● **OBJECTIVE**
Below are some records; return each one exactly.

● **SUPPLIED MATERIAL**
▬▬▬

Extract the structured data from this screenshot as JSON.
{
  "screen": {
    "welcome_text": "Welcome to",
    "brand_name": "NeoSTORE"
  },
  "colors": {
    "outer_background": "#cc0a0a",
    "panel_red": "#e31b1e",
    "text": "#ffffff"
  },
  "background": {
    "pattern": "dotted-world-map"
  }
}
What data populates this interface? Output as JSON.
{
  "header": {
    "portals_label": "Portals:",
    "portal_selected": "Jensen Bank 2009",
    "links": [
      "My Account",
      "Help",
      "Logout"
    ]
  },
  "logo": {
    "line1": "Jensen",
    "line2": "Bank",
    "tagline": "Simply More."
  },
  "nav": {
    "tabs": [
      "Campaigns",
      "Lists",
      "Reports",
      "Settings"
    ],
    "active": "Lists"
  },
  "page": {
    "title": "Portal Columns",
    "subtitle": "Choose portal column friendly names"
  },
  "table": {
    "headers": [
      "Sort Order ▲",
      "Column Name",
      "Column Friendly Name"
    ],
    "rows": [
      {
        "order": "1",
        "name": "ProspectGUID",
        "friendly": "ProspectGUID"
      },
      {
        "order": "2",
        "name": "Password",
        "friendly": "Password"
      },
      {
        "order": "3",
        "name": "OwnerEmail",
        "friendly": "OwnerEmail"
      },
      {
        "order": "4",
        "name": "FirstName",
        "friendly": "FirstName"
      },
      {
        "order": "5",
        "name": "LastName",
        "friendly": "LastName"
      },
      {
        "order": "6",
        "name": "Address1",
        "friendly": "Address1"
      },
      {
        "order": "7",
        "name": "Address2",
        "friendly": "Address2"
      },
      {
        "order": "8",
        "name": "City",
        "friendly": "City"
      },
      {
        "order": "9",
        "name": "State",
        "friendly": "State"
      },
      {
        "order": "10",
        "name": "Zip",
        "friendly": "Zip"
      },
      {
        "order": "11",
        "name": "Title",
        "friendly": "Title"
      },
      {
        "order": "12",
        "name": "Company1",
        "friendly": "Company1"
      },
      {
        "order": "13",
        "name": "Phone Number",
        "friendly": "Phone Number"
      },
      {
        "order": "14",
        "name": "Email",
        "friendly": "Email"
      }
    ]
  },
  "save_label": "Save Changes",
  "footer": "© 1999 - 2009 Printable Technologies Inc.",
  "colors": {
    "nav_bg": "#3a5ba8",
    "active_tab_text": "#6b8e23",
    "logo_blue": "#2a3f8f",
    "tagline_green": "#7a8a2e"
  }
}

▬▬▬

● **SOLUTION TO THE EXERCISE**
Extract the structured data from this screenshot as JSON.
{
  "screen": {
    "welcome_text": "Welcome to",
    "brand_name": "NeoSTORE"
  },
  "colors": {
    "outer_background": "#cc0a0a",
    "panel_red": "#e31b1e",
    "text": "#ffffff"
  },
  "background": {
    "pattern": "dotted-world-map"
  }
}
What data populates this interface? Output as JSON.
{
  "header": {
    "portals_label": "Portals:",
    "portal_selected": "Jensen Bank 2009",
    "links": [
      "My Account",
      "Help",
      "Logout"
    ]
  },
  "logo": {
    "line1": "Jensen",
    "line2": "Bank",
    "tagline": "Simply More."
  },
  "nav": {
    "tabs": [
      "Campaigns",
      "Lists",
      "Reports",
      "Settings"
    ],
    "active": "Lists"
  },
  "page": {
    "title": "Portal Columns",
    "subtitle": "Choose portal column friendly names"
  },
  "table": {
    "headers": [
      "Sort Order ▲",
      "Column Name",
      "Column Friendly Name"
    ],
    "rows": [
      {
        "order": "1",
        "name": "ProspectGUID",
        "friendly": "ProspectGUID"
      },
      {
        "order": "2",
        "name": "Password",
        "friendly": "Password"
      },
      {
        "order": "3",
        "name": "OwnerEmail",
        "friendly": "OwnerEmail"
      },
      {
        "order": "4",
        "name": "FirstName",
        "friendly": "FirstName"
      },
      {
        "order": "5",
        "name": "LastName",
        "friendly": "LastName"
      },
      {
        "order": "6",
        "name": "Address1",
        "friendly": "Address1"
      },
      {
        "order": "7",
        "name": "Address2",
        "friendly": "Address2"
      },
      {
        "order": "8",
        "name": "City",
        "friendly": "City"
      },
      {
        "order": "9",
        "name": "State",
        "friendly": "State"
      },
      {
        "order": "10",
        "name": "Zip",
        "friendly": "Zip"
      },
      {
        "order": "11",
        "name": "Title",
        "friendly": "Title"
      },
      {
        "order": "12",
        "name": "Company1",
        "friendly": "Company1"
      },
      {
        "order": "13",
        "name": "Phone Number",
        "friendly": "Phone Number"
      },
      {
        "order": "14",
        "name": "Email",
        "friendly": "Email"
      }
    ]
  },
  "save_label": "Save Changes",
  "footer": "© 1999 - 2009 Printable Technologies Inc.",
  "colors": {
    "nav_bg": "#3a5ba8",
    "active_tab_text": "#6b8e23",
    "logo_blue": "#2a3f8f",
    "tagline_green": "#7a8a2e"
  }
}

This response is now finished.